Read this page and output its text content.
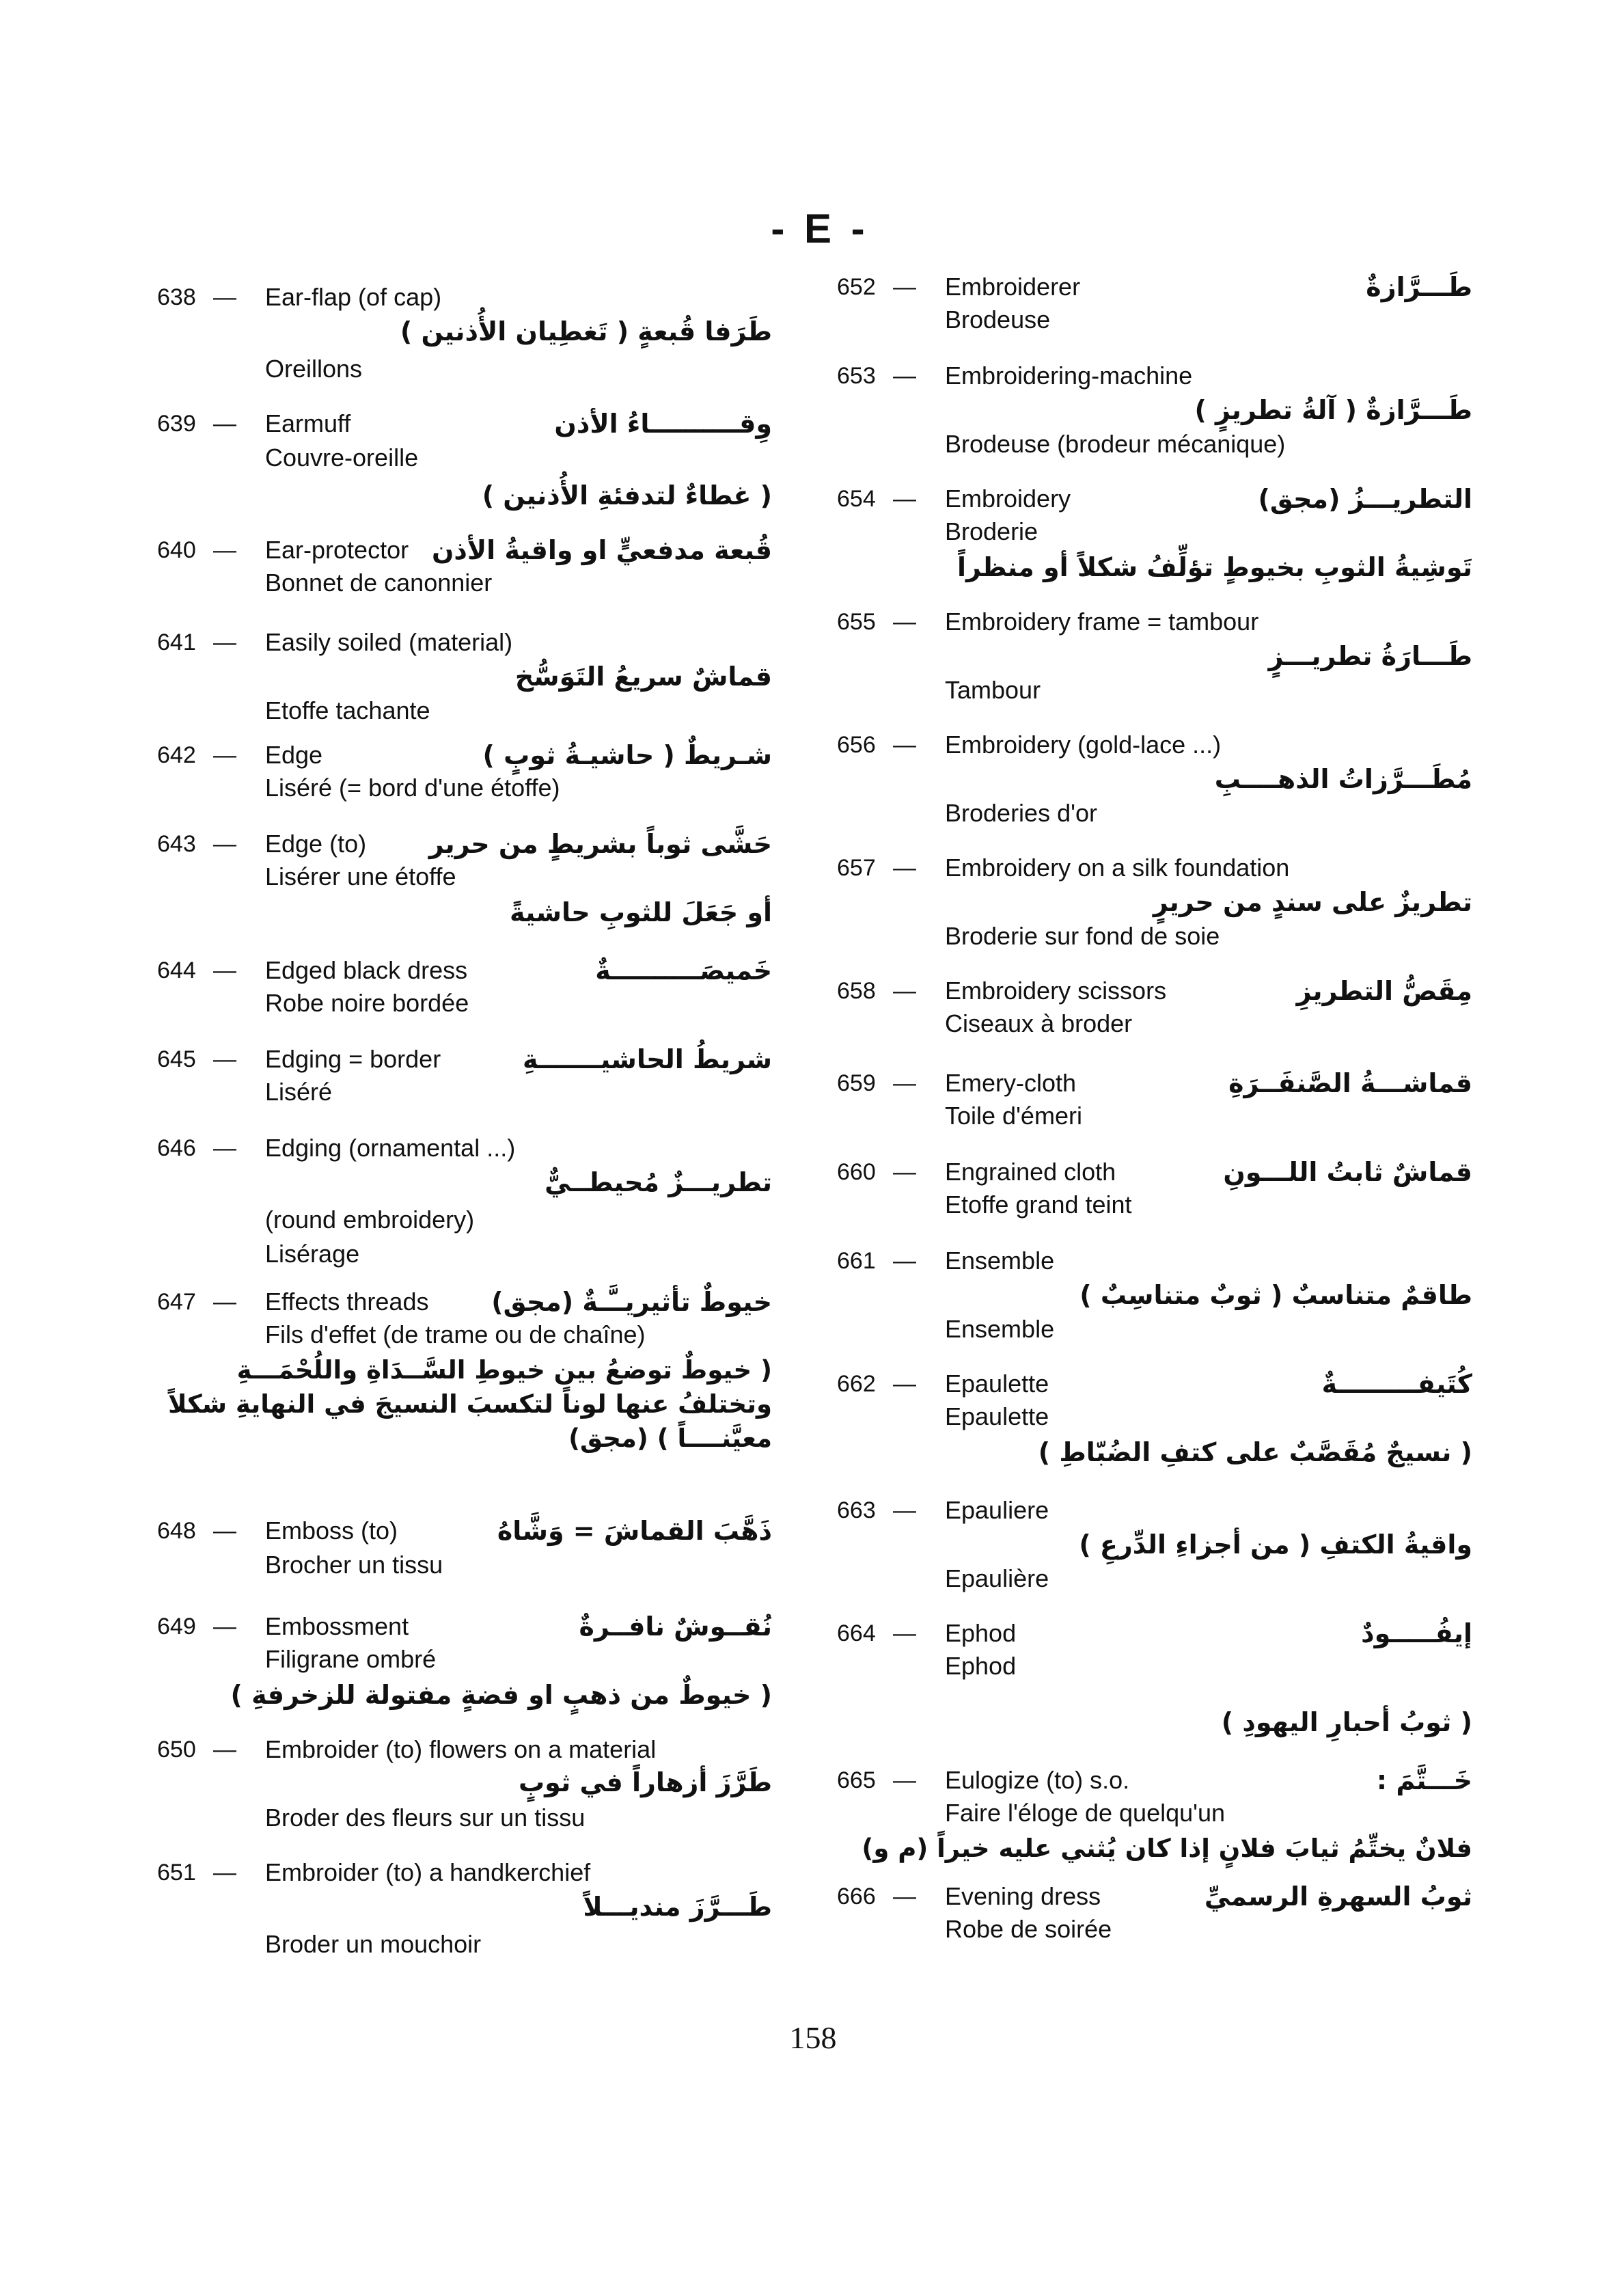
- E -
638 — Ear-flap (of cap)
طَرَفا قُبعةٍ ( تَغطِيان الأُذنين )
Oreillons
639 — Earmuff	وِقــــــــــاءُ الأذن
Couvre-oreille
( غطاءٌ لتدفئةِ الأُذنين )
640 — Ear-protector قُبعة مدفعيٍّ او واقيةُ الأذن
Bonnet de canonnier
641 — Easily soiled (material)
قماشٌ سريعُ التَوَسُّخ
Etoffe tachante
642 — Edge	شـريطٌ ( حاشيـةُ ثوبٍ )
Liséré (= bord d'une étoffe)
643 — Edge (to) حَشَّى ثوباً بشريطٍ من حرير
Lisérer une étoffe
أو جَعَلَ للثوبِ حاشيةً
644 — Edged black dress	خَميصَــــــــــةٌ
Robe noire bordée
645 — Edging = border	شريطُ الحاشيـــــــةِ
Liséré
646 — Edging (ornamental ...)
تطريـــزٌ مُحيطــيٌّ
(round embroidery)
Lisérage
647 — Effects threads خيوطٌ تأثيريــَّـةٌ (مجق)
Fils d'effet (de trame ou de chaîne)
( خيوطٌ توضعُ بين خيوطِ السَّــدَاةِ واللُحْمَـــةِ
وتختلفُ عنها لوناً لتكسبَ النسيجَ في النهايةِ شكلاً
معيَّنــــاً ) (مجق)
648 — Emboss (to)	ذَهَّبَ القماشَ = وَشَّاهُ
Brocher un tissu
649 — Embossment	نُقــوشٌ نافــرةٌ
Filigrane ombré
( خيوطٌ من ذهبٍ او فضةٍ مفتولة للزخرفةِ )
650 — Embroider (to) flowers on a material
طَرَّزَ أزهاراً في ثوبٍ
Broder des fleurs sur un tissu
651 — Embroider (to) a handkerchief
طَـــرَّزَ منديـــلاً
Broder un mouchoir
652 — Embroiderer	طَـــرَّازةٌ
Brodeuse
653 — Embroidering-machine
طَـــرَّازةٌ ( آلةُ تطريزٍ )
Brodeuse (brodeur mécanique)
654 — Embroidery	التطريـــزُ (مجق)
Broderie
تَوشِيةُ الثوبِ بخيوطٍ تؤلِّفُ شكلاً أو منظراً
655 — Embroidery frame = tambour
طَـــارَةُ تطريـــزٍ
Tambour
656 — Embroidery (gold-lace ...)
مُطَـــرَّزاتُ الذهــــبِ
Broderies d'or
657 — Embroidery on a silk foundation
تطريزٌ على سندٍ من حريرٍ
Broderie sur fond de soie
658 — Embroidery scissors	مِقَصُّ التطريزِ
Ciseaux à broder
659 — Emery-cloth	قماشـــةُ الصَّنفَــرَةِ
Toile d'émeri
660 — Engrained cloth	قماشٌ ثابتُ اللـــونِ
Etoffe grand teint
661 — Ensemble
طاقمٌ متناسبٌ ( ثوبٌ متناسِبٌ )
Ensemble
662 — Epaulette	كُتَيفـــــــــةٌ
Epaulette
( نسيجٌ مُقَصَّبٌ على كتفِ الضُبّاطِ )
663 — Epauliere
واقيةُ الكتفِ ( من أجزاءِ الدِّرعِ )
Epaulière
664 — Ephod	إيفُـــــودٌ
Ephod
( ثوبُ أحبارِ اليهودِ )
665 — Eulogize (to) s.o.	خَـــتَّمَ :
Faire l'éloge de quelqu'un
فلانٌ يختِّمُ ثيابَ فلانٍ إذا كان يُثني عليه خيراً (م و)
666 — Evening dress	ثوبُ السهرةِ الرسميِّ
Robe de soirée
158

+ + + +

• Exercise: Quote the material in full and exactly; do not carry over its pictures.

• Final result:
Read this page and output its text content.
- E -
638 — Ear-flap (of cap)
طَرَفا قُبعةٍ ( تَغطِيان الأُذنين )
Oreillons
639 — Earmuff	وِقــــــــــاءُ الأذن
Couvre-oreille
( غطاءٌ لتدفئةِ الأُذنين )
640 — Ear-protector قُبعة مدفعيٍّ او واقيةُ الأذن
Bonnet de canonnier
641 — Easily soiled (material)
قماشٌ سريعُ التَوَسُّخ
Etoffe tachante
642 — Edge	شـريطٌ ( حاشيـةُ ثوبٍ )
Liséré (= bord d'une étoffe)
643 — Edge (to) حَشَّى ثوباً بشريطٍ من حرير
Lisérer une étoffe
أو جَعَلَ للثوبِ حاشيةً
644 — Edged black dress	خَميصَــــــــــةٌ
Robe noire bordée
645 — Edging = border	شريطُ الحاشيـــــــةِ
Liséré
646 — Edging (ornamental ...)
تطريـــزٌ مُحيطــيٌّ
(round embroidery)
Lisérage
647 — Effects threads خيوطٌ تأثيريــَّـةٌ (مجق)
Fils d'effet (de trame ou de chaîne)
( خيوطٌ توضعُ بين خيوطِ السَّــدَاةِ واللُحْمَـــةِ
وتختلفُ عنها لوناً لتكسبَ النسيجَ في النهايةِ شكلاً
معيَّنــــاً ) (مجق)
648 — Emboss (to)	ذَهَّبَ القماشَ = وَشَّاهُ
Brocher un tissu
649 — Embossment	نُقــوشٌ نافــرةٌ
Filigrane ombré
( خيوطٌ من ذهبٍ او فضةٍ مفتولة للزخرفةِ )
650 — Embroider (to) flowers on a material
طَرَّزَ أزهاراً في ثوبٍ
Broder des fleurs sur un tissu
651 — Embroider (to) a handkerchief
طَـــرَّزَ منديـــلاً
Broder un mouchoir
652 — Embroiderer	طَـــرَّازةٌ
Brodeuse
653 — Embroidering-machine
طَـــرَّازةٌ ( آلةُ تطريزٍ )
Brodeuse (brodeur mécanique)
654 — Embroidery	التطريـــزُ (مجق)
Broderie
تَوشِيةُ الثوبِ بخيوطٍ تؤلِّفُ شكلاً أو منظراً
655 — Embroidery frame = tambour
طَـــارَةُ تطريـــزٍ
Tambour
656 — Embroidery (gold-lace ...)
مُطَـــرَّزاتُ الذهــــبِ
Broderies d'or
657 — Embroidery on a silk foundation
تطريزٌ على سندٍ من حريرٍ
Broderie sur fond de soie
658 — Embroidery scissors	مِقَصُّ التطريزِ
Ciseaux à broder
659 — Emery-cloth	قماشـــةُ الصَّنفَــرَةِ
Toile d'émeri
660 — Engrained cloth	قماشٌ ثابتُ اللـــونِ
Etoffe grand teint
661 — Ensemble
طاقمٌ متناسبٌ ( ثوبٌ متناسِبٌ )
Ensemble
662 — Epaulette	كُتَيفـــــــــةٌ
Epaulette
( نسيجٌ مُقَصَّبٌ على كتفِ الضُبّاطِ )
663 — Epauliere
واقيةُ الكتفِ ( من أجزاءِ الدِّرعِ )
Epaulière
664 — Ephod	إيفُـــــودٌ
Ephod
( ثوبُ أحبارِ اليهودِ )
665 — Eulogize (to) s.o.	خَـــتَّمَ :
Faire l'éloge de quelqu'un
فلانٌ يختِّمُ ثيابَ فلانٍ إذا كان يُثني عليه خيراً (م و)
666 — Evening dress	ثوبُ السهرةِ الرسميِّ
Robe de soirée
158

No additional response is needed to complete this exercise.